Data records
"""

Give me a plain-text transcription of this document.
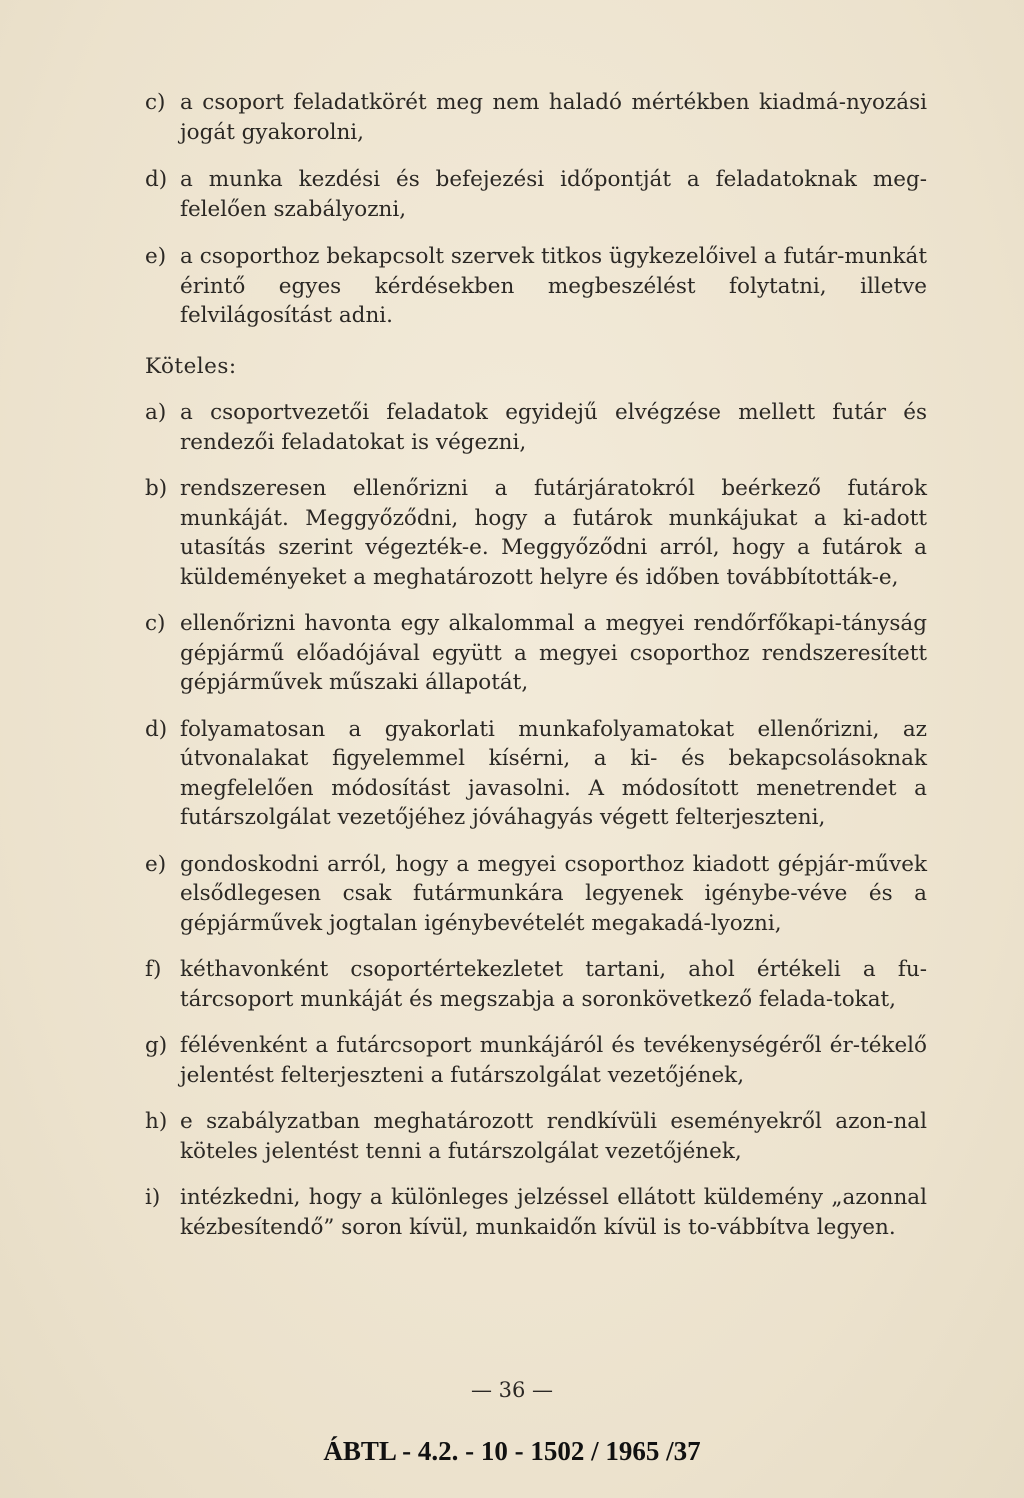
c) a csoport feladatkörét meg nem haladó mértékben kiadmá-nyozási jogát gyakorolni,
d) a munka kezdési és befejezési időpontját a feladatoknak meg-felelően szabályozni,
e) a csoporthoz bekapcsolt szervek titkos ügykezelőivel a futár-munkát érintő egyes kérdésekben megbeszélést folytatni, illetve felvilágosítást adni.
Köteles:
a) a csoportvezetői feladatok egyidejű elvégzése mellett futár és rendezői feladatokat is végezni,
b) rendszeresen ellenőrizni a futárjáratokról beérkező futárok munkáját. Meggyőződni, hogy a futárok munkájukat a ki-adott utasítás szerint végezték-e. Meggyőződni arról, hogy a futárok a küldeményeket a meghatározott helyre és időben továbbították-e,
c) ellenőrizni havonta egy alkalommal a megyei rendőrfőkapi-tányság gépjármű előadójával együtt a megyei csoporthoz rendszeresített gépjárművek műszaki állapotát,
d) folyamatosan a gyakorlati munkafolyamatokat ellenőrizni, az útvonalakat figyelemmel kísérni, a ki- és bekapcsolásoknak megfelelően módosítást javasolni. A módosított menetrendet a futárszolgálat vezetőjéhez jóváhagyás végett felterjeszteni,
e) gondoskodni arról, hogy a megyei csoporthoz kiadott gépjár-művek elsődlegesen csak futármunkára legyenek igénybe-véve és a gépjárművek jogtalan igénybevételét megakadá-lyozni,
f) kéthavonként csoportértekezletet tartani, ahol értékeli a fu-tárcsoport munkáját és megszabja a soronkövetkező felada-tokat,
g) félévenként a futárcsoport munkájáról és tevékenységéről ér-tékelő jelentést felterjeszteni a futárszolgálat vezetőjének,
h) e szabályzatban meghatározott rendkívüli eseményekről azon-nal köteles jelentést tenni a futárszolgálat vezetőjének,
i) intézkedni, hogy a különleges jelzéssel ellátott küldemény „azonnal kézbesítendő” soron kívül, munkaidőn kívül is to-vábbítva legyen.
— 36 —
ÁBTL - 4.2. - 10 - 1502 / 1965 /37
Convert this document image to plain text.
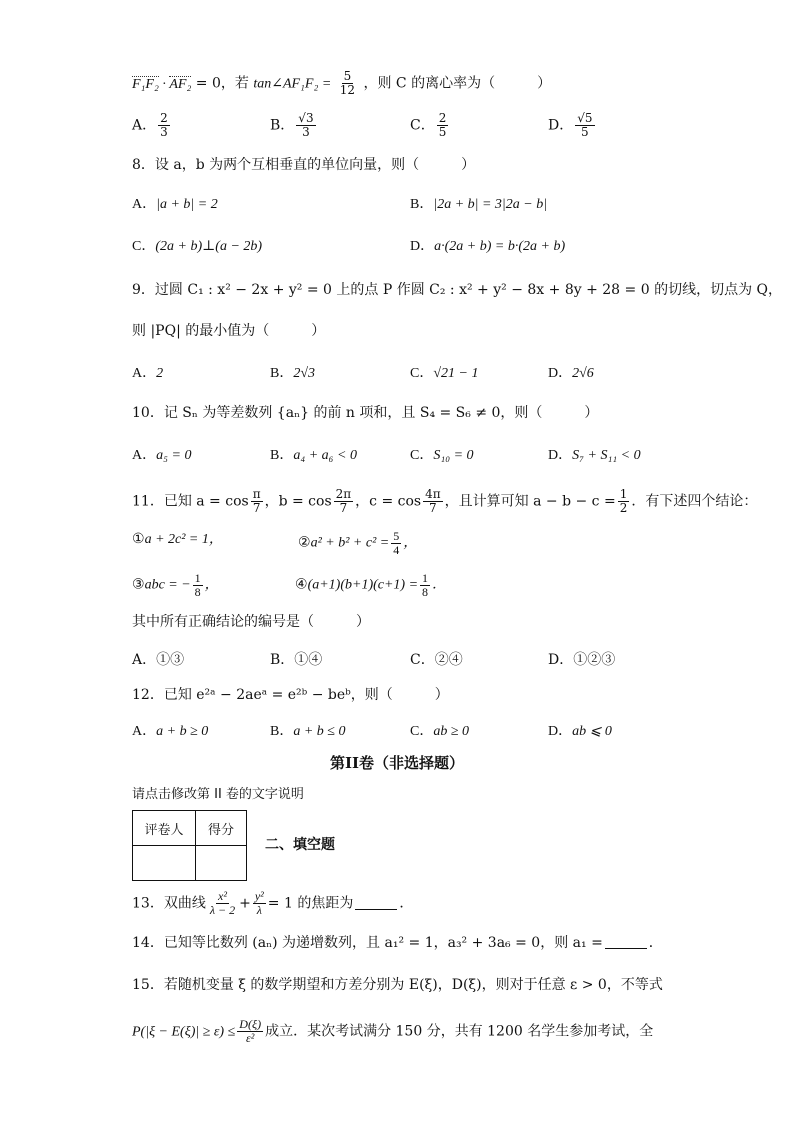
F₁F₂ · AF₂ = 0，若 tan∠AF₁F₂ = $\frac{5}{12}$ ，则 C 的离心率为（　　　）
A． $\frac{2}{3}$	B． $\frac{√3}{3}$	C． $\frac{2}{5}$	D． $\frac{√5}{5}$
8．设 a，b 为两个互相垂直的单位向量，则（　　　）
A．|a + b| = 2	B．|2a + b| = 3|2a − b|
C．(2a + b)⊥(a − 2b)	D．a·(2a + b) = b·(2a + b)
9．过圆 C₁ : x² − 2x + y² = 0 上的点 P 作圆 C₂ : x² + y² − 8x + 8y + 28 = 0 的切线，切点为 Q，
则 |PQ| 的最小值为（　　　）
A．2	B．2√3	C．√21 − 1	D．2√6
10．记 Sₙ 为等差数列 {aₙ} 的前 n 项和，且 S₄ = S₆ ≠ 0，则（　　　）
A．a₅ = 0	B．a₄ + a₆ < 0	C．S₁₀ = 0	D．S₇ + S₁₁ < 0
11．已知 $a = \cos \frac{\pi}{7}$ ，$b = \cos \frac{2\pi}{7}$ ，$c = \cos \frac{4\pi}{7}$ ，且计算可知 $a - b - c = \frac{1}{2}$ ．有下述四个结论：
①a + 2c² = 1，	②a² + $b^2 + c^2 = \frac{5}{4}$ ，
③abc = − $\frac{1}{8}$ ，	④(a+1)(b+1)(c+1) = $\frac{1}{8}$ ．
其中所有正确结论的编号是（　　　）
A．①③	B．①④	C．②④	D．①②③
12．已知 e²ᵃ − 2aeᵃ = e²ᵇ − beᵇ，则（　　　）
A．a + b ≥ 0	B．a + b ≤ 0	C．ab ≥ 0	D．ab ⩽ 0
第II卷（非选择题）
请点击修改第 II 卷的文字说明
评卷人	得分

二、填空题
13．双曲线 $\frac{\text{x²}}{\lambda - 2} + \frac{\text{y²}}{\lambda} = 1$ 的焦距为	．
14．已知等比数列 (aₙ) 为递增数列，且 a₁² = 1，a₃² + 3a₆ = 0，则 a₁ =	．
15．若随机变量 ξ 的数学期望和方差分别为 E(ξ)，D(ξ)，则对于任意 ε > 0，不等式
$P(|\xi - E(\xi)| \ge \varepsilon) \le \frac{D(\xi)}{\text{ε²}}$ 成立．某次考试满分 150 分，共有 1200 名学生参加考试，全
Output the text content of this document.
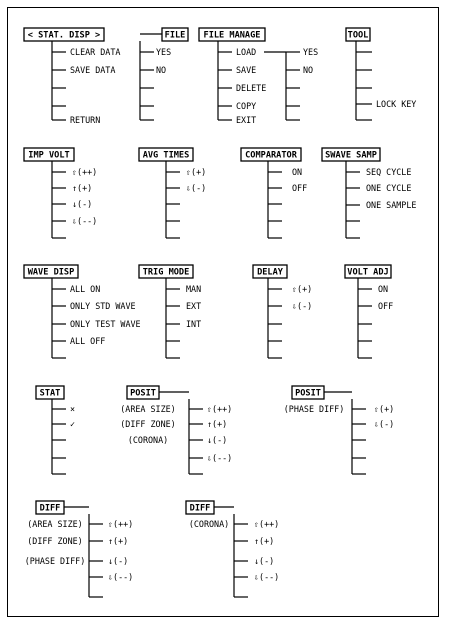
< STAT. DISP >
CLEAR DATA
SAVE DATA
RETURN
FILE
YES
NO
FILE MANAGE
LOAD
SAVE
DELETE
COPY
EXIT
YES
NO
TOOL
LOCK KEY
IMP VOLT
⇧(++)
↑(+)
↓(-)
⇩(--)
AVG TIMES
⇧(+)
⇩(-)
COMPARATOR
ON
OFF
SWAVE SAMP
SEQ CYCLE
ONE CYCLE
ONE SAMPLE
WAVE DISP
ALL ON
ONLY STD WAVE
ONLY TEST WAVE
ALL OFF
TRIG MODE
MAN
EXT
INT
DELAY
⇧(+)
⇩(-)
VOLT ADJ
ON
OFF
STAT
×
✓
POSIT
⇧(++)
↑(+)
↓(-)
⇩(--)
(AREA SIZE)
(DIFF ZONE)
(CORONA)
POSIT
⇧(+)
⇩(-)
(PHASE DIFF)
DIFF
⇧(++)
↑(+)
↓(-)
⇩(--)
(AREA SIZE)
(DIFF ZONE)
(PHASE DIFF)
DIFF
⇧(++)
↑(+)
↓(-)
⇩(--)
(CORONA)
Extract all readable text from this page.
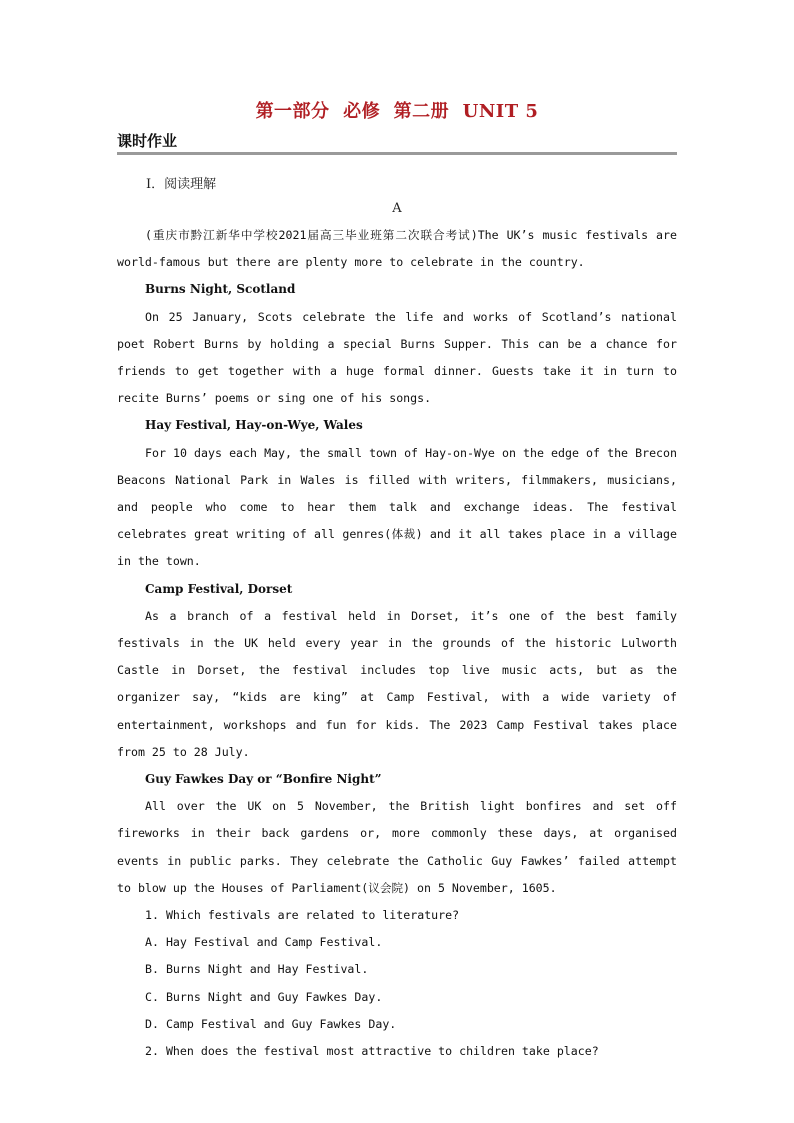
第一部分  必修  第二册  UNIT 5
课时作业
Ⅰ．阅读理解
A

(重庆市黔江新华中学校2021届高三毕业班第二次联合考试)The UK’s music festivals are world-famous but there are plenty more to celebrate in the country.

Burns Night, Scotland

On 25 January, Scots celebrate the life and works of Scotland’s national poet Robert Burns by holding a special Burns Supper. This can be a chance for friends to get together with a huge formal dinner. Guests take it in turn to recite Burns’ poems or sing one of his songs.

Hay Festival, Hay-on-Wye, Wales

For 10 days each May, the small town of Hay-on-Wye on the edge of the Brecon Beacons National Park in Wales is filled with writers, filmmakers, musicians, and people who come to hear them talk and exchange ideas. The festival celebrates great writing of all genres(体裁) and it all takes place in a village in the town.

Camp Festival, Dorset

As a branch of a festival held in Dorset, it’s one of the best family festivals in the UK held every year in the grounds of the historic Lulworth Castle in Dorset, the festival includes top live music acts, but as the organizer say, “kids are king” at Camp Festival, with a wide variety of entertainment, workshops and fun for kids. The 2023 Camp Festival takes place from 25 to 28 July.

Guy Fawkes Day or “Bonfire Night”

All over the UK on 5 November, the British light bonfires and set off fireworks in their back gardens or, more commonly these days, at organised events in public parks. They celebrate the Catholic Guy Fawkes’ failed attempt to blow up the Houses of Parliament(议会院) on 5 November, 1605.

1. Which festivals are related to literature?

A. Hay Festival and Camp Festival.

B. Burns Night and Hay Festival.

C. Burns Night and Guy Fawkes Day.

D. Camp Festival and Guy Fawkes Day.

2. When does the festival most attractive to children take place?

"""

Without the pictures, retype the whole of the material above exactly.

**Written answer**
Give me a plain-text transcription of this document.
c) a csoport feladatkörét meg nem haladó mértékben kiadmá-nyozási jogát gyakorolni,
d) a munka kezdési és befejezési időpontját a feladatoknak meg-felelően szabályozni,
e) a csoporthoz bekapcsolt szervek titkos ügykezelőivel a futár-munkát érintő egyes kérdésekben megbeszélést folytatni, illetve felvilágosítást adni.
Köteles:
a) a csoportvezetői feladatok egyidejű elvégzése mellett futár és rendezői feladatokat is végezni,
b) rendszeresen ellenőrizni a futárjáratokról beérkező futárok munkáját. Meggyőződni, hogy a futárok munkájukat a ki-adott utasítás szerint végezték-e. Meggyőződni arról, hogy a futárok a küldeményeket a meghatározott helyre és időben továbbították-e,
c) ellenőrizni havonta egy alkalommal a megyei rendőrfőkapi-tányság gépjármű előadójával együtt a megyei csoporthoz rendszeresített gépjárművek műszaki állapotát,
d) folyamatosan a gyakorlati munkafolyamatokat ellenőrizni, az útvonalakat figyelemmel kísérni, a ki- és bekapcsolásoknak megfelelően módosítást javasolni. A módosított menetrendet a futárszolgálat vezetőjéhez jóváhagyás végett felterjeszteni,
e) gondoskodni arról, hogy a megyei csoporthoz kiadott gépjár-művek elsődlegesen csak futármunkára legyenek igénybe-véve és a gépjárművek jogtalan igénybevételét megakadá-lyozni,
f) kéthavonként csoportértekezletet tartani, ahol értékeli a fu-tárcsoport munkáját és megszabja a soronkövetkező felada-tokat,
g) félévenként a futárcsoport munkájáról és tevékenységéről ér-tékelő jelentést felterjeszteni a futárszolgálat vezetőjének,
h) e szabályzatban meghatározott rendkívüli eseményekről azon-nal köteles jelentést tenni a futárszolgálat vezetőjének,
i) intézkedni, hogy a különleges jelzéssel ellátott küldemény „azonnal kézbesítendő” soron kívül, munkaidőn kívül is to-vábbítva legyen.
— 36 —
ÁBTL - 4.2. - 10 - 1502 / 1965 /37
Convert this document image to plain text.
F₁F₂ · AF₂ = 0，若 tan∠AF₁F₂ = $\frac{5}{12}$ ，则 C 的离心率为（　　　）
A． $\frac{2}{3}$	B． $\frac{√3}{3}$	C． $\frac{2}{5}$	D． $\frac{√5}{5}$
8．设 a，b 为两个互相垂直的单位向量，则（　　　）
A．|a + b| = 2	B．|2a + b| = 3|2a − b|
C．(2a + b)⊥(a − 2b)	D．a·(2a + b) = b·(2a + b)
9．过圆 C₁ : x² − 2x + y² = 0 上的点 P 作圆 C₂ : x² + y² − 8x + 8y + 28 = 0 的切线，切点为 Q，
则 |PQ| 的最小值为（　　　）
A．2	B．2√3	C．√21 − 1	D．2√6
10．记 Sₙ 为等差数列 {aₙ} 的前 n 项和，且 S₄ = S₆ ≠ 0，则（　　　）
A．a₅ = 0	B．a₄ + a₆ < 0	C．S₁₀ = 0	D．S₇ + S₁₁ < 0
11．已知 $a = \cos \frac{\pi}{7}$ ，$b = \cos \frac{2\pi}{7}$ ，$c = \cos \frac{4\pi}{7}$ ，且计算可知 $a - b - c = \frac{1}{2}$ ．有下述四个结论：
①a + 2c² = 1，	②a² + $b^2 + c^2 = \frac{5}{4}$ ，
③abc = − $\frac{1}{8}$ ，	④(a+1)(b+1)(c+1) = $\frac{1}{8}$ ．
其中所有正确结论的编号是（　　　）
A．①③	B．①④	C．②④	D．①②③
12．已知 e²ᵃ − 2aeᵃ = e²ᵇ − beᵇ，则（　　　）
A．a + b ≥ 0	B．a + b ≤ 0	C．ab ≥ 0	D．ab ⩽ 0
第II卷（非选择题）
请点击修改第 II 卷的文字说明
评卷人	得分

二、填空题
13．双曲线 $\frac{\text{x²}}{\lambda - 2} + \frac{\text{y²}}{\lambda} = 1$ 的焦距为	．
14．已知等比数列 (aₙ) 为递增数列，且 a₁² = 1，a₃² + 3a₆ = 0，则 a₁ =	．
15．若随机变量 ξ 的数学期望和方差分别为 E(ξ)，D(ξ)，则对于任意 ε > 0，不等式
$P(|\xi - E(\xi)| \ge \varepsilon) \le \frac{D(\xi)}{\text{ε²}}$ 成立．某次考试满分 150 分，共有 1200 名学生参加考试，全
Output the text content of this document.
< STAT. DISP >
CLEAR DATA
SAVE DATA
RETURN
FILE
YES
NO
FILE MANAGE
LOAD
SAVE
DELETE
COPY
EXIT
YES
NO
TOOL
LOCK KEY
IMP VOLT
⇧(++)
↑(+)
↓(-)
⇩(--)
AVG TIMES
⇧(+)
⇩(-)
COMPARATOR
ON
OFF
SWAVE SAMP
SEQ CYCLE
ONE CYCLE
ONE SAMPLE
WAVE DISP
ALL ON
ONLY STD WAVE
ONLY TEST WAVE
ALL OFF
TRIG MODE
MAN
EXT
INT
DELAY
⇧(+)
⇩(-)
VOLT ADJ
ON
OFF
STAT
×
✓
POSIT
⇧(++)
↑(+)
↓(-)
⇩(--)
(AREA SIZE)
(DIFF ZONE)
(CORONA)
POSIT
⇧(+)
⇩(-)
(PHASE DIFF)
DIFF
⇧(++)
↑(+)
↓(-)
⇩(--)
(AREA SIZE)
(DIFF ZONE)
(PHASE DIFF)
DIFF
⇧(++)
↑(+)
↓(-)
⇩(--)
(CORONA)
Extract all readable text from this page.
第一部分  必修  第二册  UNIT 5
课时作业
Ⅰ．阅读理解
A

(重庆市黔江新华中学校2021届高三毕业班第二次联合考试)The UK’s music festivals are world-famous but there are plenty more to celebrate in the country.

Burns Night, Scotland

On 25 January, Scots celebrate the life and works of Scotland’s national poet Robert Burns by holding a special Burns Supper. This can be a chance for friends to get together with a huge formal dinner. Guests take it in turn to recite Burns’ poems or sing one of his songs.

Hay Festival, Hay-on-Wye, Wales

For 10 days each May, the small town of Hay-on-Wye on the edge of the Brecon Beacons National Park in Wales is filled with writers, filmmakers, musicians, and people who come to hear them talk and exchange ideas. The festival celebrates great writing of all genres(体裁) and it all takes place in a village in the town.

Camp Festival, Dorset

As a branch of a festival held in Dorset, it’s one of the best family festivals in the UK held every year in the grounds of the historic Lulworth Castle in Dorset, the festival includes top live music acts, but as the organizer say, “kids are king” at Camp Festival, with a wide variety of entertainment, workshops and fun for kids. The 2023 Camp Festival takes place from 25 to 28 July.

Guy Fawkes Day or “Bonfire Night”

All over the UK on 5 November, the British light bonfires and set off fireworks in their back gardens or, more commonly these days, at organised events in public parks. They celebrate the Catholic Guy Fawkes’ failed attempt to blow up the Houses of Parliament(议会院) on 5 November, 1605.

1. Which festivals are related to literature?

A. Hay Festival and Camp Festival.

B. Burns Night and Hay Festival.

C. Burns Night and Guy Fawkes Day.

D. Camp Festival and Guy Fawkes Day.

2. When does the festival most attractive to children take place?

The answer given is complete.